» **Stored rows**

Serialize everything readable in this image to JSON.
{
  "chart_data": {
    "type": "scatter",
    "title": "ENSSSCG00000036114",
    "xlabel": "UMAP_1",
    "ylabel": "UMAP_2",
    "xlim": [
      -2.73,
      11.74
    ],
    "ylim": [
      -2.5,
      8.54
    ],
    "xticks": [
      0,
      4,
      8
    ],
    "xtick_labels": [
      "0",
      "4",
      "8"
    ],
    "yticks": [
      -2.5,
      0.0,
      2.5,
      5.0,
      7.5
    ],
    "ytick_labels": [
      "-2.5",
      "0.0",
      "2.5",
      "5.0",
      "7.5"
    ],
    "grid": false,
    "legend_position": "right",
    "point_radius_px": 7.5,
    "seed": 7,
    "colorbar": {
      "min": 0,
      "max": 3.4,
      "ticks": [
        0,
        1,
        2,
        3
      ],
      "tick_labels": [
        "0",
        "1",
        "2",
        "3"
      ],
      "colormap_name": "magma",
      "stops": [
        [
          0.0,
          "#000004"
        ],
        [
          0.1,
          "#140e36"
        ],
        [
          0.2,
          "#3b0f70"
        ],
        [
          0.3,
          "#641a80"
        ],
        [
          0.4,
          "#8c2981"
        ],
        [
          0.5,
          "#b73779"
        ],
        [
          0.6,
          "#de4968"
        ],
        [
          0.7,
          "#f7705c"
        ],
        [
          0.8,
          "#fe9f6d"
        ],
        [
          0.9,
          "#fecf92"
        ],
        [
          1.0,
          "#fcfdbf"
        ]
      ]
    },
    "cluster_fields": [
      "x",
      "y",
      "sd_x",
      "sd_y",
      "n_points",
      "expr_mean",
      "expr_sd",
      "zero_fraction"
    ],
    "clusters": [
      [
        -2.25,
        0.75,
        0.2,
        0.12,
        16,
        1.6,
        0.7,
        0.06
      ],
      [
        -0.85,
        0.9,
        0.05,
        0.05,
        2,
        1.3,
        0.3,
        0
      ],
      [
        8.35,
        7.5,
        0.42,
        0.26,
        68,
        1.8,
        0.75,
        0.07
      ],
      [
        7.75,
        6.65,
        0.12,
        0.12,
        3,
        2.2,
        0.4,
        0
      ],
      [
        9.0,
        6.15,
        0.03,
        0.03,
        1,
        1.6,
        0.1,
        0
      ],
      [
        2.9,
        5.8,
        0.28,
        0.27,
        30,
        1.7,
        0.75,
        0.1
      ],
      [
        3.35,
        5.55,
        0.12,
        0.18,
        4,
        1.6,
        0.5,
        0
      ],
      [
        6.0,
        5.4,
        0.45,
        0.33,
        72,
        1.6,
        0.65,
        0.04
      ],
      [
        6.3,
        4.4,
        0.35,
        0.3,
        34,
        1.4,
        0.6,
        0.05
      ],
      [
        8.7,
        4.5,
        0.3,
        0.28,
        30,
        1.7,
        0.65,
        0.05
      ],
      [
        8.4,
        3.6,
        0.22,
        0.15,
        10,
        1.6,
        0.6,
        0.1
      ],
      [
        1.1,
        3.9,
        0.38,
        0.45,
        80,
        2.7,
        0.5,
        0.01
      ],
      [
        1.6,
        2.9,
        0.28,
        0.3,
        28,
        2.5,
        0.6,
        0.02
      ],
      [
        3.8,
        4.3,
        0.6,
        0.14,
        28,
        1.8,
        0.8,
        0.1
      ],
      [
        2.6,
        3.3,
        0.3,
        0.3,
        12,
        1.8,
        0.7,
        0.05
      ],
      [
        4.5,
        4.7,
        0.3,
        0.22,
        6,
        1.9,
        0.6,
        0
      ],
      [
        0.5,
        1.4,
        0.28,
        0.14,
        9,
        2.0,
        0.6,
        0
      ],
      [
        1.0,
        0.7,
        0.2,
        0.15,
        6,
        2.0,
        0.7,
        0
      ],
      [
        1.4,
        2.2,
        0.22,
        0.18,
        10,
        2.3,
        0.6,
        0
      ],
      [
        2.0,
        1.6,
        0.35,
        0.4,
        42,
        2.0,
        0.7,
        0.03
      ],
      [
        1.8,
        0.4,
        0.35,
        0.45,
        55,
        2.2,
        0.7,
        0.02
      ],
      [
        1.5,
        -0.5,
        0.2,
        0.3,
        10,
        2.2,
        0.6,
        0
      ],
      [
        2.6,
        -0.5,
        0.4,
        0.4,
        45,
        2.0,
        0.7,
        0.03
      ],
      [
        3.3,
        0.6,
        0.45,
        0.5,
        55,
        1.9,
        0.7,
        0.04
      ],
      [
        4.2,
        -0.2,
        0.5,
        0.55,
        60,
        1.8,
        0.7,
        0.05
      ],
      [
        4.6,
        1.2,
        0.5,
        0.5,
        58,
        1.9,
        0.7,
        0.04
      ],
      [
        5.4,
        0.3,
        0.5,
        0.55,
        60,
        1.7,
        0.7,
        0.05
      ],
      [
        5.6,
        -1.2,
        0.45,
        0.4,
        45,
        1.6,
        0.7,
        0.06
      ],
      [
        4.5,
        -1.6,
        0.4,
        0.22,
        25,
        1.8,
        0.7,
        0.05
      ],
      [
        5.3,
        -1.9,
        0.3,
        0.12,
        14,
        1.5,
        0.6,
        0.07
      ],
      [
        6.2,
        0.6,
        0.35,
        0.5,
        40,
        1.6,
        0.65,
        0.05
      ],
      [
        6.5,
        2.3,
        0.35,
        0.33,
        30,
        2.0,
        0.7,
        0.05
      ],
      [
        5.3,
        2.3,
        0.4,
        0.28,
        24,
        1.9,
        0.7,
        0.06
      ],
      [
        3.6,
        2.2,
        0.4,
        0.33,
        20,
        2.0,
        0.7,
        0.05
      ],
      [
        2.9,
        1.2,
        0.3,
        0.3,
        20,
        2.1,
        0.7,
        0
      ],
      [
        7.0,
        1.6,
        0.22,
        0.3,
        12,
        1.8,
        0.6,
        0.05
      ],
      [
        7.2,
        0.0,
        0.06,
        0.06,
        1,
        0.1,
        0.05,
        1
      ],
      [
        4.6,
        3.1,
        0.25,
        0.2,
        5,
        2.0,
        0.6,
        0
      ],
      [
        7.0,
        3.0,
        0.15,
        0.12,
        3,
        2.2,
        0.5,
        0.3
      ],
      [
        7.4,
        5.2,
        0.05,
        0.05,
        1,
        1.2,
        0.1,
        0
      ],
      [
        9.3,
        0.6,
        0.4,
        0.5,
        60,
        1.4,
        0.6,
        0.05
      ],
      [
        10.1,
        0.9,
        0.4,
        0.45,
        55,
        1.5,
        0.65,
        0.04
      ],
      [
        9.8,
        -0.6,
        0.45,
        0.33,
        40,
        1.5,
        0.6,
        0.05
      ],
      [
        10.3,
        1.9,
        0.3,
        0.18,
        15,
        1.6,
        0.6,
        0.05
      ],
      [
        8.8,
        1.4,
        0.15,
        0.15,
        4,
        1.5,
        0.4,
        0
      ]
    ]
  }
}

» **Stated goal**
Return every entry verbatim.

» **Solved problem**
Serialize everything readable in this image to JSON.
{
  "chart_data": {
    "type": "scatter",
    "title": "ENSSSCG00000036114",
    "xlabel": "UMAP_1",
    "ylabel": "UMAP_2",
    "xlim": [
      -2.73,
      11.74
    ],
    "ylim": [
      -2.5,
      8.54
    ],
    "xticks": [
      0,
      4,
      8
    ],
    "xtick_labels": [
      "0",
      "4",
      "8"
    ],
    "yticks": [
      -2.5,
      0.0,
      2.5,
      5.0,
      7.5
    ],
    "ytick_labels": [
      "-2.5",
      "0.0",
      "2.5",
      "5.0",
      "7.5"
    ],
    "grid": false,
    "legend_position": "right",
    "point_radius_px": 7.5,
    "seed": 7,
    "colorbar": {
      "min": 0,
      "max": 3.4,
      "ticks": [
        0,
        1,
        2,
        3
      ],
      "tick_labels": [
        "0",
        "1",
        "2",
        "3"
      ],
      "colormap_name": "magma",
      "stops": [
        [
          0.0,
          "#000004"
        ],
        [
          0.1,
          "#140e36"
        ],
        [
          0.2,
          "#3b0f70"
        ],
        [
          0.3,
          "#641a80"
        ],
        [
          0.4,
          "#8c2981"
        ],
        [
          0.5,
          "#b73779"
        ],
        [
          0.6,
          "#de4968"
        ],
        [
          0.7,
          "#f7705c"
        ],
        [
          0.8,
          "#fe9f6d"
        ],
        [
          0.9,
          "#fecf92"
        ],
        [
          1.0,
          "#fcfdbf"
        ]
      ]
    },
    "cluster_fields": [
      "x",
      "y",
      "sd_x",
      "sd_y",
      "n_points",
      "expr_mean",
      "expr_sd",
      "zero_fraction"
    ],
    "clusters": [
      [
        -2.25,
        0.75,
        0.2,
        0.12,
        16,
        1.6,
        0.7,
        0.06
      ],
      [
        -0.85,
        0.9,
        0.05,
        0.05,
        2,
        1.3,
        0.3,
        0
      ],
      [
        8.35,
        7.5,
        0.42,
        0.26,
        68,
        1.8,
        0.75,
        0.07
      ],
      [
        7.75,
        6.65,
        0.12,
        0.12,
        3,
        2.2,
        0.4,
        0
      ],
      [
        9.0,
        6.15,
        0.03,
        0.03,
        1,
        1.6,
        0.1,
        0
      ],
      [
        2.9,
        5.8,
        0.28,
        0.27,
        30,
        1.7,
        0.75,
        0.1
      ],
      [
        3.35,
        5.55,
        0.12,
        0.18,
        4,
        1.6,
        0.5,
        0
      ],
      [
        6.0,
        5.4,
        0.45,
        0.33,
        72,
        1.6,
        0.65,
        0.04
      ],
      [
        6.3,
        4.4,
        0.35,
        0.3,
        34,
        1.4,
        0.6,
        0.05
      ],
      [
        8.7,
        4.5,
        0.3,
        0.28,
        30,
        1.7,
        0.65,
        0.05
      ],
      [
        8.4,
        3.6,
        0.22,
        0.15,
        10,
        1.6,
        0.6,
        0.1
      ],
      [
        1.1,
        3.9,
        0.38,
        0.45,
        80,
        2.7,
        0.5,
        0.01
      ],
      [
        1.6,
        2.9,
        0.28,
        0.3,
        28,
        2.5,
        0.6,
        0.02
      ],
      [
        3.8,
        4.3,
        0.6,
        0.14,
        28,
        1.8,
        0.8,
        0.1
      ],
      [
        2.6,
        3.3,
        0.3,
        0.3,
        12,
        1.8,
        0.7,
        0.05
      ],
      [
        4.5,
        4.7,
        0.3,
        0.22,
        6,
        1.9,
        0.6,
        0
      ],
      [
        0.5,
        1.4,
        0.28,
        0.14,
        9,
        2.0,
        0.6,
        0
      ],
      [
        1.0,
        0.7,
        0.2,
        0.15,
        6,
        2.0,
        0.7,
        0
      ],
      [
        1.4,
        2.2,
        0.22,
        0.18,
        10,
        2.3,
        0.6,
        0
      ],
      [
        2.0,
        1.6,
        0.35,
        0.4,
        42,
        2.0,
        0.7,
        0.03
      ],
      [
        1.8,
        0.4,
        0.35,
        0.45,
        55,
        2.2,
        0.7,
        0.02
      ],
      [
        1.5,
        -0.5,
        0.2,
        0.3,
        10,
        2.2,
        0.6,
        0
      ],
      [
        2.6,
        -0.5,
        0.4,
        0.4,
        45,
        2.0,
        0.7,
        0.03
      ],
      [
        3.3,
        0.6,
        0.45,
        0.5,
        55,
        1.9,
        0.7,
        0.04
      ],
      [
        4.2,
        -0.2,
        0.5,
        0.55,
        60,
        1.8,
        0.7,
        0.05
      ],
      [
        4.6,
        1.2,
        0.5,
        0.5,
        58,
        1.9,
        0.7,
        0.04
      ],
      [
        5.4,
        0.3,
        0.5,
        0.55,
        60,
        1.7,
        0.7,
        0.05
      ],
      [
        5.6,
        -1.2,
        0.45,
        0.4,
        45,
        1.6,
        0.7,
        0.06
      ],
      [
        4.5,
        -1.6,
        0.4,
        0.22,
        25,
        1.8,
        0.7,
        0.05
      ],
      [
        5.3,
        -1.9,
        0.3,
        0.12,
        14,
        1.5,
        0.6,
        0.07
      ],
      [
        6.2,
        0.6,
        0.35,
        0.5,
        40,
        1.6,
        0.65,
        0.05
      ],
      [
        6.5,
        2.3,
        0.35,
        0.33,
        30,
        2.0,
        0.7,
        0.05
      ],
      [
        5.3,
        2.3,
        0.4,
        0.28,
        24,
        1.9,
        0.7,
        0.06
      ],
      [
        3.6,
        2.2,
        0.4,
        0.33,
        20,
        2.0,
        0.7,
        0.05
      ],
      [
        2.9,
        1.2,
        0.3,
        0.3,
        20,
        2.1,
        0.7,
        0
      ],
      [
        7.0,
        1.6,
        0.22,
        0.3,
        12,
        1.8,
        0.6,
        0.05
      ],
      [
        7.2,
        0.0,
        0.06,
        0.06,
        1,
        0.1,
        0.05,
        1
      ],
      [
        4.6,
        3.1,
        0.25,
        0.2,
        5,
        2.0,
        0.6,
        0
      ],
      [
        7.0,
        3.0,
        0.15,
        0.12,
        3,
        2.2,
        0.5,
        0.3
      ],
      [
        7.4,
        5.2,
        0.05,
        0.05,
        1,
        1.2,
        0.1,
        0
      ],
      [
        9.3,
        0.6,
        0.4,
        0.5,
        60,
        1.4,
        0.6,
        0.05
      ],
      [
        10.1,
        0.9,
        0.4,
        0.45,
        55,
        1.5,
        0.65,
        0.04
      ],
      [
        9.8,
        -0.6,
        0.45,
        0.33,
        40,
        1.5,
        0.6,
        0.05
      ],
      [
        10.3,
        1.9,
        0.3,
        0.18,
        15,
        1.6,
        0.6,
        0.05
      ],
      [
        8.8,
        1.4,
        0.15,
        0.15,
        4,
        1.5,
        0.4,
        0
      ]
    ]
  }
}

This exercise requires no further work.